WHAT IS BEING ASKED:
Without skipping anything, write out each record below exactly.

···

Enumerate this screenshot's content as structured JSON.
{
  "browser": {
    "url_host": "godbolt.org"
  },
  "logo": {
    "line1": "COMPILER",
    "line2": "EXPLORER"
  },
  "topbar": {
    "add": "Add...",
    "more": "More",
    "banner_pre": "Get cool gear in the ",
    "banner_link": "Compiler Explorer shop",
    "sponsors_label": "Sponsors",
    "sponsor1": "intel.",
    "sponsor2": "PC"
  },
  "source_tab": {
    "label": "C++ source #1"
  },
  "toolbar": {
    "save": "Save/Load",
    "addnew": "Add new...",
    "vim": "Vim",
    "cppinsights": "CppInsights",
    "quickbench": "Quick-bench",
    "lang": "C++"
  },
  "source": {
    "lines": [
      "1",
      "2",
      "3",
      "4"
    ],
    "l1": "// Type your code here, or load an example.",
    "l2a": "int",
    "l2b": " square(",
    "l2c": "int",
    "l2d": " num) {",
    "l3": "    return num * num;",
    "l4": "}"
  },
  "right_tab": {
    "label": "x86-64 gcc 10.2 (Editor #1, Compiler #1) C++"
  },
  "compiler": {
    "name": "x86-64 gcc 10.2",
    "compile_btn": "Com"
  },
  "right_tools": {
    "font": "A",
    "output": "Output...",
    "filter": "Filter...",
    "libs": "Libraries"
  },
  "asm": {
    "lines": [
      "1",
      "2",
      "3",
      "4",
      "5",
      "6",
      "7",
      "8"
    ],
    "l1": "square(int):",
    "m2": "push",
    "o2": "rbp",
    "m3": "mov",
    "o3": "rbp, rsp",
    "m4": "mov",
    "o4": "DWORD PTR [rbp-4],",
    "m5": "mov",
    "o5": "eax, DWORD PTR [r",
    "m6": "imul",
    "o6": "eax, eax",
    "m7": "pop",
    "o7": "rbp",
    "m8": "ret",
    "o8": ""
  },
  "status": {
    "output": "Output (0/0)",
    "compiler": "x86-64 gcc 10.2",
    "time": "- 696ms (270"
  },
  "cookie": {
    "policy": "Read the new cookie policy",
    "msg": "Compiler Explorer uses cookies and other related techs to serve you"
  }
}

···

WORKED SOLUTION:
Enumerate this screenshot's content as structured JSON.
{
  "browser": {
    "url_host": "godbolt.org"
  },
  "logo": {
    "line1": "COMPILER",
    "line2": "EXPLORER"
  },
  "topbar": {
    "add": "Add...",
    "more": "More",
    "banner_pre": "Get cool gear in the ",
    "banner_link": "Compiler Explorer shop",
    "sponsors_label": "Sponsors",
    "sponsor1": "intel.",
    "sponsor2": "PC"
  },
  "source_tab": {
    "label": "C++ source #1"
  },
  "toolbar": {
    "save": "Save/Load",
    "addnew": "Add new...",
    "vim": "Vim",
    "cppinsights": "CppInsights",
    "quickbench": "Quick-bench",
    "lang": "C++"
  },
  "source": {
    "lines": [
      "1",
      "2",
      "3",
      "4"
    ],
    "l1": "// Type your code here, or load an example.",
    "l2a": "int",
    "l2b": " square(",
    "l2c": "int",
    "l2d": " num) {",
    "l3": "    return num * num;",
    "l4": "}"
  },
  "right_tab": {
    "label": "x86-64 gcc 10.2 (Editor #1, Compiler #1) C++"
  },
  "compiler": {
    "name": "x86-64 gcc 10.2",
    "compile_btn": "Com"
  },
  "right_tools": {
    "font": "A",
    "output": "Output...",
    "filter": "Filter...",
    "libs": "Libraries"
  },
  "asm": {
    "lines": [
      "1",
      "2",
      "3",
      "4",
      "5",
      "6",
      "7",
      "8"
    ],
    "l1": "square(int):",
    "m2": "push",
    "o2": "rbp",
    "m3": "mov",
    "o3": "rbp, rsp",
    "m4": "mov",
    "o4": "DWORD PTR [rbp-4],",
    "m5": "mov",
    "o5": "eax, DWORD PTR [r",
    "m6": "imul",
    "o6": "eax, eax",
    "m7": "pop",
    "o7": "rbp",
    "m8": "ret",
    "o8": ""
  },
  "status": {
    "output": "Output (0/0)",
    "compiler": "x86-64 gcc 10.2",
    "time": "- 696ms (270"
  },
  "cookie": {
    "policy": "Read the new cookie policy",
    "msg": "Compiler Explorer uses cookies and other related techs to serve you"
  }
}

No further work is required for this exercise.